> **What is needed**:
Show every line in the entries below where the word "자녀들이" appears.

+ + +

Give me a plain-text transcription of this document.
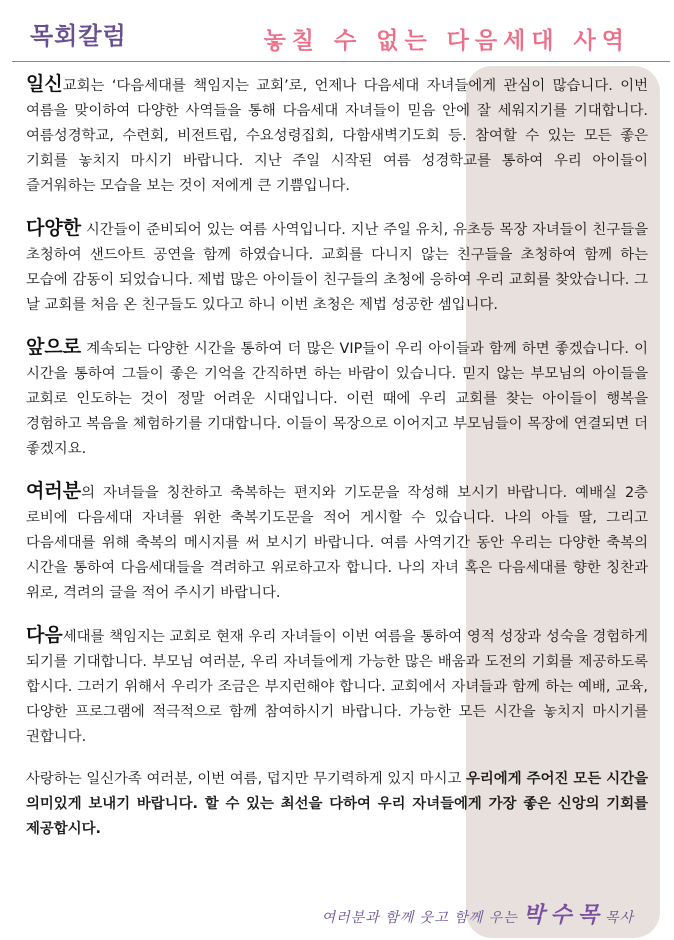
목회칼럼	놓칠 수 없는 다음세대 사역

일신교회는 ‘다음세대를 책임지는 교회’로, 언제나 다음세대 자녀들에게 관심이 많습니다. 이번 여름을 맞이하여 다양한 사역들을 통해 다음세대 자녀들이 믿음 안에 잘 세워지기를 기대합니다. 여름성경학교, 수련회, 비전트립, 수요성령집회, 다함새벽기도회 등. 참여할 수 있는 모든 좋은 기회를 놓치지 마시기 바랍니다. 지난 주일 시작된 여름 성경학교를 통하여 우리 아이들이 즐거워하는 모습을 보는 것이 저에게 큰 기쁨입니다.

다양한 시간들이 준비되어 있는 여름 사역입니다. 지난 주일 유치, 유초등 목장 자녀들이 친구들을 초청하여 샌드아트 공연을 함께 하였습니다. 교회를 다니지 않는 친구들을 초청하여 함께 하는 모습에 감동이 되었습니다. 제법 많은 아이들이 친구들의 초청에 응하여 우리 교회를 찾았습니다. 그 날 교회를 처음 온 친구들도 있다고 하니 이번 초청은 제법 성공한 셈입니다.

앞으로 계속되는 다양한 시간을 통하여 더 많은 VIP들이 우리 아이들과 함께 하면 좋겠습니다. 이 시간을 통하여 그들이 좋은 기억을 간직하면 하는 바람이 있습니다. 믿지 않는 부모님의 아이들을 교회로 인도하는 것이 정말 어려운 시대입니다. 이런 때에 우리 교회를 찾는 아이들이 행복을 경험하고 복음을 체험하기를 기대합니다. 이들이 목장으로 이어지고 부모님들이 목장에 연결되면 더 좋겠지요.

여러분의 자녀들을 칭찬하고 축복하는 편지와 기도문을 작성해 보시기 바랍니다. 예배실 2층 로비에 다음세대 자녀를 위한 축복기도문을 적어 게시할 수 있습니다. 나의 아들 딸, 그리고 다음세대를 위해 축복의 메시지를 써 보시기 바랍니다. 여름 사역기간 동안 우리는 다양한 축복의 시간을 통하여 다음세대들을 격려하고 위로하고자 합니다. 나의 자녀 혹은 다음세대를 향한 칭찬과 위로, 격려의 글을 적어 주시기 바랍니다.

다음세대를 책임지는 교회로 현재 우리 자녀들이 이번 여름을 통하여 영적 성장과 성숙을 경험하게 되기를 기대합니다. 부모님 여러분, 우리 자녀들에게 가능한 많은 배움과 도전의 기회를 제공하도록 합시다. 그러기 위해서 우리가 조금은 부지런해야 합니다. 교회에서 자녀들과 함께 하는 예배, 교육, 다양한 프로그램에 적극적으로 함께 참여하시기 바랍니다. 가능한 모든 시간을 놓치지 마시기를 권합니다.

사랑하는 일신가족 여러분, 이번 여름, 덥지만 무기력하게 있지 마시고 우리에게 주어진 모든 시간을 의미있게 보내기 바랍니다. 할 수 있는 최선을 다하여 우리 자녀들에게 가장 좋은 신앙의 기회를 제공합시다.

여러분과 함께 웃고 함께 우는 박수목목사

+ + +

> **Solution to the exercise**:
일신교회는 ‘다음세대를 책임지는 교회’로, 언제나 다음세대 자녀들에게 관심이 많습니다. 이번 여름을 맞이하여 다양한 사역들을 통해 다음세대 자녀들이 믿음 안에 잘 세워지기를 기대합니다. 여름성경학교, 수련회, 비전트립, 수요성령집회, 다함새벽기도회 등. 참여할 수 있는 모든 좋은 기회를 놓치지 마시기 바랍니다. 지난 주일 시작된 여름 성경학교를 통하여 우리 아이들이 즐거워하는 모습을 보는 것이 저에게 큰 기쁨입니다.
다양한 시간들이 준비되어 있는 여름 사역입니다. 지난 주일 유치, 유초등 목장 자녀들이 친구들을 초청하여 샌드아트 공연을 함께 하였습니다. 교회를 다니지 않는 친구들을 초청하여 함께 하는 모습에 감동이 되었습니다. 제법 많은 아이들이 친구들의 초청에 응하여 우리 교회를 찾았습니다. 그 날 교회를 처음 온 친구들도 있다고 하니 이번 초청은 제법 성공한 셈입니다.
다음세대를 책임지는 교회로 현재 우리 자녀들이 이번 여름을 통하여 영적 성장과 성숙을 경험하게 되기를 기대합니다. 부모님 여러분, 우리 자녀들에게 가능한 많은 배움과 도전의 기회를 제공하도록 합시다. 그러기 위해서 우리가 조금은 부지런해야 합니다. 교회에서 자녀들과 함께 하는 예배, 교육, 다양한 프로그램에 적극적으로 함께 참여하시기 바랍니다. 가능한 모든 시간을 놓치지 마시기를 권합니다.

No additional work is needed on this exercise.